→ WORKING DATA
+ + + + +

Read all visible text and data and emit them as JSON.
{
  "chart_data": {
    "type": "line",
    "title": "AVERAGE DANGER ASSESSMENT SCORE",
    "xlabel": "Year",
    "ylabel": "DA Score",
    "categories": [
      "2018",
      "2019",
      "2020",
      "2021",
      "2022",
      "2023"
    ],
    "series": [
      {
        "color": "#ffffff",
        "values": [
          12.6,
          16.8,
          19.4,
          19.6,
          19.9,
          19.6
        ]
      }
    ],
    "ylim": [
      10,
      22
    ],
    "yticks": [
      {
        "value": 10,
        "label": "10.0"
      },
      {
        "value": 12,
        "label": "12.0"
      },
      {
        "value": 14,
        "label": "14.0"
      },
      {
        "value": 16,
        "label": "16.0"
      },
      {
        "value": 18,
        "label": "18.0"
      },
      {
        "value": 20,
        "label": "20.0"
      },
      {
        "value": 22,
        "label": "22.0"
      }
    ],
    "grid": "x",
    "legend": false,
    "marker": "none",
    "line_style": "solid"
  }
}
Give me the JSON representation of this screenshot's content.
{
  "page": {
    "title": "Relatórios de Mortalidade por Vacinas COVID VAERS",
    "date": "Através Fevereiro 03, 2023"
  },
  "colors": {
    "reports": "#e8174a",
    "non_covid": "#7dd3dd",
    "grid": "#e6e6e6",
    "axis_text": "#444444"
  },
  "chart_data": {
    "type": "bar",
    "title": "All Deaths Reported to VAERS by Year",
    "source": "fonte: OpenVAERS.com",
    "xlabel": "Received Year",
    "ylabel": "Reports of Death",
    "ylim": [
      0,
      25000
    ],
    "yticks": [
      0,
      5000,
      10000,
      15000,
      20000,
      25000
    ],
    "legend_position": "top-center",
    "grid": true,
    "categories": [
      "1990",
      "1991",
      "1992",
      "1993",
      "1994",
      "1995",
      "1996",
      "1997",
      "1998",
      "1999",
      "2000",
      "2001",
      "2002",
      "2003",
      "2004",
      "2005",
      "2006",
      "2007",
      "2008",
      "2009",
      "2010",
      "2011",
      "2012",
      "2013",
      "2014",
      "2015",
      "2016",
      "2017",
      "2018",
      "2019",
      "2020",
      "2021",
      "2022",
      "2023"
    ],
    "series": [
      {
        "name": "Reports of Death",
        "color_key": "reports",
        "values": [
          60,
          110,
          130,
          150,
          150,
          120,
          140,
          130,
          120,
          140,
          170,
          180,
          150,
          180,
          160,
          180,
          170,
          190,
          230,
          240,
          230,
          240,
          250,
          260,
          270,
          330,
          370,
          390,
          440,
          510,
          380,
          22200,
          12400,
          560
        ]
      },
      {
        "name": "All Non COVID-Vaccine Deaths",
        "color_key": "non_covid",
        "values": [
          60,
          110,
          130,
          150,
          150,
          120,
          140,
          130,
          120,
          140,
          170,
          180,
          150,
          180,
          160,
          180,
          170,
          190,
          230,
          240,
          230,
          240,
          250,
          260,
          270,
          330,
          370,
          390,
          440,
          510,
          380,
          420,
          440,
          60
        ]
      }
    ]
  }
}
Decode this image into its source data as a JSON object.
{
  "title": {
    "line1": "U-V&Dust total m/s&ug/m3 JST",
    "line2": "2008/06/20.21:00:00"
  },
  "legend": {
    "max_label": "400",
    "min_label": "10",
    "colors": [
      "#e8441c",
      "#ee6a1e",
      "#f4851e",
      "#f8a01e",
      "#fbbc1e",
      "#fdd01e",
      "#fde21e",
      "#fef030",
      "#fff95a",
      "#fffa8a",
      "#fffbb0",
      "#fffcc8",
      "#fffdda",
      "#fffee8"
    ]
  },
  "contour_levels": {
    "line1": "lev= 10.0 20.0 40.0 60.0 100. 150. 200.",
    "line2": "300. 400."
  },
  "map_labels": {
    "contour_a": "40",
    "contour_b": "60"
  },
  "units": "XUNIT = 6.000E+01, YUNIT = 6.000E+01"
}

+ + + + +

→ OBJECTIVE
Where does the word "ylabel" appear in the listing? List each line that holds it.

→ WRITTEN RESPONSE
    "ylabel": "DA Score",
    "ylabel": "Reports of Death",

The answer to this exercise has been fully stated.